*Do this*
Identify the lines bearing the string "herred" and gather them.

*Extracted records*
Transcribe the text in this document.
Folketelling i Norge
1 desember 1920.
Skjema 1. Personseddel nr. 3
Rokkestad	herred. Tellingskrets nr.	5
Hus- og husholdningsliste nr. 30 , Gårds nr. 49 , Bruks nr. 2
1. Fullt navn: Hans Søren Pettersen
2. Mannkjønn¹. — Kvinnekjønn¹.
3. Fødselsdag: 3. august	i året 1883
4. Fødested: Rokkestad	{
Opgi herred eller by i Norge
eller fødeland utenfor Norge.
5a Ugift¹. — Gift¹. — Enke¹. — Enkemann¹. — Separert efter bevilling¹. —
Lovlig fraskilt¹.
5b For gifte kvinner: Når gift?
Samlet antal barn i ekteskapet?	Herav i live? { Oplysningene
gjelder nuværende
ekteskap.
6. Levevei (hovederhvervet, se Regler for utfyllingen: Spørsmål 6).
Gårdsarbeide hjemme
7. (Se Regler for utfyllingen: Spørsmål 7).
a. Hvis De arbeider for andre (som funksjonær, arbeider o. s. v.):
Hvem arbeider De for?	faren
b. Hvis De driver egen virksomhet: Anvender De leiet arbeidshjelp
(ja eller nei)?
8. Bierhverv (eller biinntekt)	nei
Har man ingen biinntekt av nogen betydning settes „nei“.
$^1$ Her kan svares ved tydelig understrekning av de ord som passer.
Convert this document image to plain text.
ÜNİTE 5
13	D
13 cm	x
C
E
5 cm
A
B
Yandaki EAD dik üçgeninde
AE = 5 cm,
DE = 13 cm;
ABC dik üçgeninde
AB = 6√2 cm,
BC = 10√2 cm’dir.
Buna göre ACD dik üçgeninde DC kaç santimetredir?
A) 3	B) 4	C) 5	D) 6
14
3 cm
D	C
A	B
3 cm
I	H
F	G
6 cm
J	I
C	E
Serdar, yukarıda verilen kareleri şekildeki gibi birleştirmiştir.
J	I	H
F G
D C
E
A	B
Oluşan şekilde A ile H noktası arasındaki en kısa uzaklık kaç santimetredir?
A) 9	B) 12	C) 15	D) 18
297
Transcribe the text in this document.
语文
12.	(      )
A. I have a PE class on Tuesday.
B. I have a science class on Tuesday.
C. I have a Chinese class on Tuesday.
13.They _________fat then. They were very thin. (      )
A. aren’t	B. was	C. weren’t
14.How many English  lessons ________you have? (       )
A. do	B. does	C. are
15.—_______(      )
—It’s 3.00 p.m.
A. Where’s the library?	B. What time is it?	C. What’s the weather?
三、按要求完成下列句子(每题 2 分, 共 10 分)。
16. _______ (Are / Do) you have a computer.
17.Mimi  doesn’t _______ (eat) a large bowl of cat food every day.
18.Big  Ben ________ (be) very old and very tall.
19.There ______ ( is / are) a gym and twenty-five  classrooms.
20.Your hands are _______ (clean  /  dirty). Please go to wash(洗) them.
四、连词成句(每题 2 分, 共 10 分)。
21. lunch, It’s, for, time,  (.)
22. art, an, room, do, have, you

*Task answer*
Rokkestad	herred. Tellingskrets nr.	5
Opgi herred eller by i Norge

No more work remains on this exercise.